_Written problem_
Print out each entry below exactly, please.
** START OF Data for processing **
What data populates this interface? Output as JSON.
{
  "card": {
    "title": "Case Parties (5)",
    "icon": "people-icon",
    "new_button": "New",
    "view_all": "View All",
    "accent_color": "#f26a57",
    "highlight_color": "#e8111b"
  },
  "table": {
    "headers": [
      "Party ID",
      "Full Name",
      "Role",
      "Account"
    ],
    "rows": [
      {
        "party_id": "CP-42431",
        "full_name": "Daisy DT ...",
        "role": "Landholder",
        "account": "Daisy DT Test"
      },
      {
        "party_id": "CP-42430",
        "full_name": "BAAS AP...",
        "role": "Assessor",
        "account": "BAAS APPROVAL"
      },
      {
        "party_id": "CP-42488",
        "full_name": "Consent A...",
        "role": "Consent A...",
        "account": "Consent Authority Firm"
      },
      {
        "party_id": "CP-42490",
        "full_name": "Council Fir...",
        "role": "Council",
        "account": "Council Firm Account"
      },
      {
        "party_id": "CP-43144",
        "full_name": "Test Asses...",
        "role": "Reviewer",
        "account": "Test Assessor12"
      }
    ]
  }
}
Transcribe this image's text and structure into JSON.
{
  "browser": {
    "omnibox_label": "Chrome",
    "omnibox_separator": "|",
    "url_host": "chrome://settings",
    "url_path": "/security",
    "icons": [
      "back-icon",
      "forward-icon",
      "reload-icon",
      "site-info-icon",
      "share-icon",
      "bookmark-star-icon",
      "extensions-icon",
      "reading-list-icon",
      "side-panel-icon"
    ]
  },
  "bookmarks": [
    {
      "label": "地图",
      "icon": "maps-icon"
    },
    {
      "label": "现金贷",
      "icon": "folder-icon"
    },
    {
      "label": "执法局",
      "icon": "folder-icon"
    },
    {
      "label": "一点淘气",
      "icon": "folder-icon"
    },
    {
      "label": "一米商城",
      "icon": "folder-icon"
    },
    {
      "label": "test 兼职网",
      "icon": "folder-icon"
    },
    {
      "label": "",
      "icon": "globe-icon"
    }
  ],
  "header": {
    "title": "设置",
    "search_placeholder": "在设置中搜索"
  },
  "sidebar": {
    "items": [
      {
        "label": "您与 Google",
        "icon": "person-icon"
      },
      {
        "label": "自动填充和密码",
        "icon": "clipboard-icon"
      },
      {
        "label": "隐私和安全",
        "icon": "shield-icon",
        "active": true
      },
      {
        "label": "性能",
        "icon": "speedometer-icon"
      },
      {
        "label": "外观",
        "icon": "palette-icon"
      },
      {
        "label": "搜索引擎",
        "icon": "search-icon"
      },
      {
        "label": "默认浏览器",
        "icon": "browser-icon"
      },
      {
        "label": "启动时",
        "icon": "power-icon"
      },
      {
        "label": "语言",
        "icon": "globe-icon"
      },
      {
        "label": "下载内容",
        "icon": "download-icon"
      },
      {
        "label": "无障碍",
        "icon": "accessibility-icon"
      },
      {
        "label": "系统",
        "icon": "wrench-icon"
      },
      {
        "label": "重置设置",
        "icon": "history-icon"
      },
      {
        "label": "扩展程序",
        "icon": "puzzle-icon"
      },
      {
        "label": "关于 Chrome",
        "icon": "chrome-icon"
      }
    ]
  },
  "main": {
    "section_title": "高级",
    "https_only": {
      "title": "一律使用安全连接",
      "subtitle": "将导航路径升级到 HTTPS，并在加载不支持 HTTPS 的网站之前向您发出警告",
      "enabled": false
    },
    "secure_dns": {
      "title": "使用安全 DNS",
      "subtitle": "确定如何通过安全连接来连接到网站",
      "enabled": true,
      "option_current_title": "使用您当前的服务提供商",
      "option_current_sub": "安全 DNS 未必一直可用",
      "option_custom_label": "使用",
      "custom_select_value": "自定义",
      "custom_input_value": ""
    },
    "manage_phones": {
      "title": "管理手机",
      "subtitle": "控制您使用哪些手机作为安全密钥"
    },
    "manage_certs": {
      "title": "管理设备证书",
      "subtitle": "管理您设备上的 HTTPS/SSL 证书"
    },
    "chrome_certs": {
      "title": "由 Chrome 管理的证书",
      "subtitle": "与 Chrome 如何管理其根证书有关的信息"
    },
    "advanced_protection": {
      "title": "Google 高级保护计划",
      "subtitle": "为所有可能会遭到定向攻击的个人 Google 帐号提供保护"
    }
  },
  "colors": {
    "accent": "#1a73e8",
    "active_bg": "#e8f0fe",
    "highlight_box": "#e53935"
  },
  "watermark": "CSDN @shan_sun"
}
** END OF Data for processing **
_Correct output_
What data populates this interface? Output as JSON.
{
  "card": {
    "title": "Case Parties (5)",
    "icon": "people-icon",
    "new_button": "New",
    "view_all": "View All",
    "accent_color": "#f26a57",
    "highlight_color": "#e8111b"
  },
  "table": {
    "headers": [
      "Party ID",
      "Full Name",
      "Role",
      "Account"
    ],
    "rows": [
      {
        "party_id": "CP-42431",
        "full_name": "Daisy DT ...",
        "role": "Landholder",
        "account": "Daisy DT Test"
      },
      {
        "party_id": "CP-42430",
        "full_name": "BAAS AP...",
        "role": "Assessor",
        "account": "BAAS APPROVAL"
      },
      {
        "party_id": "CP-42488",
        "full_name": "Consent A...",
        "role": "Consent A...",
        "account": "Consent Authority Firm"
      },
      {
        "party_id": "CP-42490",
        "full_name": "Council Fir...",
        "role": "Council",
        "account": "Council Firm Account"
      },
      {
        "party_id": "CP-43144",
        "full_name": "Test Asses...",
        "role": "Reviewer",
        "account": "Test Assessor12"
      }
    ]
  }
}
Transcribe this image's text and structure into JSON.
{
  "browser": {
    "omnibox_label": "Chrome",
    "omnibox_separator": "|",
    "url_host": "chrome://settings",
    "url_path": "/security",
    "icons": [
      "back-icon",
      "forward-icon",
      "reload-icon",
      "site-info-icon",
      "share-icon",
      "bookmark-star-icon",
      "extensions-icon",
      "reading-list-icon",
      "side-panel-icon"
    ]
  },
  "bookmarks": [
    {
      "label": "地图",
      "icon": "maps-icon"
    },
    {
      "label": "现金贷",
      "icon": "folder-icon"
    },
    {
      "label": "执法局",
      "icon": "folder-icon"
    },
    {
      "label": "一点淘气",
      "icon": "folder-icon"
    },
    {
      "label": "一米商城",
      "icon": "folder-icon"
    },
    {
      "label": "test 兼职网",
      "icon": "folder-icon"
    },
    {
      "label": "",
      "icon": "globe-icon"
    }
  ],
  "header": {
    "title": "设置",
    "search_placeholder": "在设置中搜索"
  },
  "sidebar": {
    "items": [
      {
        "label": "您与 Google",
        "icon": "person-icon"
      },
      {
        "label": "自动填充和密码",
        "icon": "clipboard-icon"
      },
      {
        "label": "隐私和安全",
        "icon": "shield-icon",
        "active": true
      },
      {
        "label": "性能",
        "icon": "speedometer-icon"
      },
      {
        "label": "外观",
        "icon": "palette-icon"
      },
      {
        "label": "搜索引擎",
        "icon": "search-icon"
      },
      {
        "label": "默认浏览器",
        "icon": "browser-icon"
      },
      {
        "label": "启动时",
        "icon": "power-icon"
      },
      {
        "label": "语言",
        "icon": "globe-icon"
      },
      {
        "label": "下载内容",
        "icon": "download-icon"
      },
      {
        "label": "无障碍",
        "icon": "accessibility-icon"
      },
      {
        "label": "系统",
        "icon": "wrench-icon"
      },
      {
        "label": "重置设置",
        "icon": "history-icon"
      },
      {
        "label": "扩展程序",
        "icon": "puzzle-icon"
      },
      {
        "label": "关于 Chrome",
        "icon": "chrome-icon"
      }
    ]
  },
  "main": {
    "section_title": "高级",
    "https_only": {
      "title": "一律使用安全连接",
      "subtitle": "将导航路径升级到 HTTPS，并在加载不支持 HTTPS 的网站之前向您发出警告",
      "enabled": false
    },
    "secure_dns": {
      "title": "使用安全 DNS",
      "subtitle": "确定如何通过安全连接来连接到网站",
      "enabled": true,
      "option_current_title": "使用您当前的服务提供商",
      "option_current_sub": "安全 DNS 未必一直可用",
      "option_custom_label": "使用",
      "custom_select_value": "自定义",
      "custom_input_value": ""
    },
    "manage_phones": {
      "title": "管理手机",
      "subtitle": "控制您使用哪些手机作为安全密钥"
    },
    "manage_certs": {
      "title": "管理设备证书",
      "subtitle": "管理您设备上的 HTTPS/SSL 证书"
    },
    "chrome_certs": {
      "title": "由 Chrome 管理的证书",
      "subtitle": "与 Chrome 如何管理其根证书有关的信息"
    },
    "advanced_protection": {
      "title": "Google 高级保护计划",
      "subtitle": "为所有可能会遭到定向攻击的个人 Google 帐号提供保护"
    }
  },
  "colors": {
    "accent": "#1a73e8",
    "active_bg": "#e8f0fe",
    "highlight_box": "#e53935"
  },
  "watermark": "CSDN @shan_sun"
}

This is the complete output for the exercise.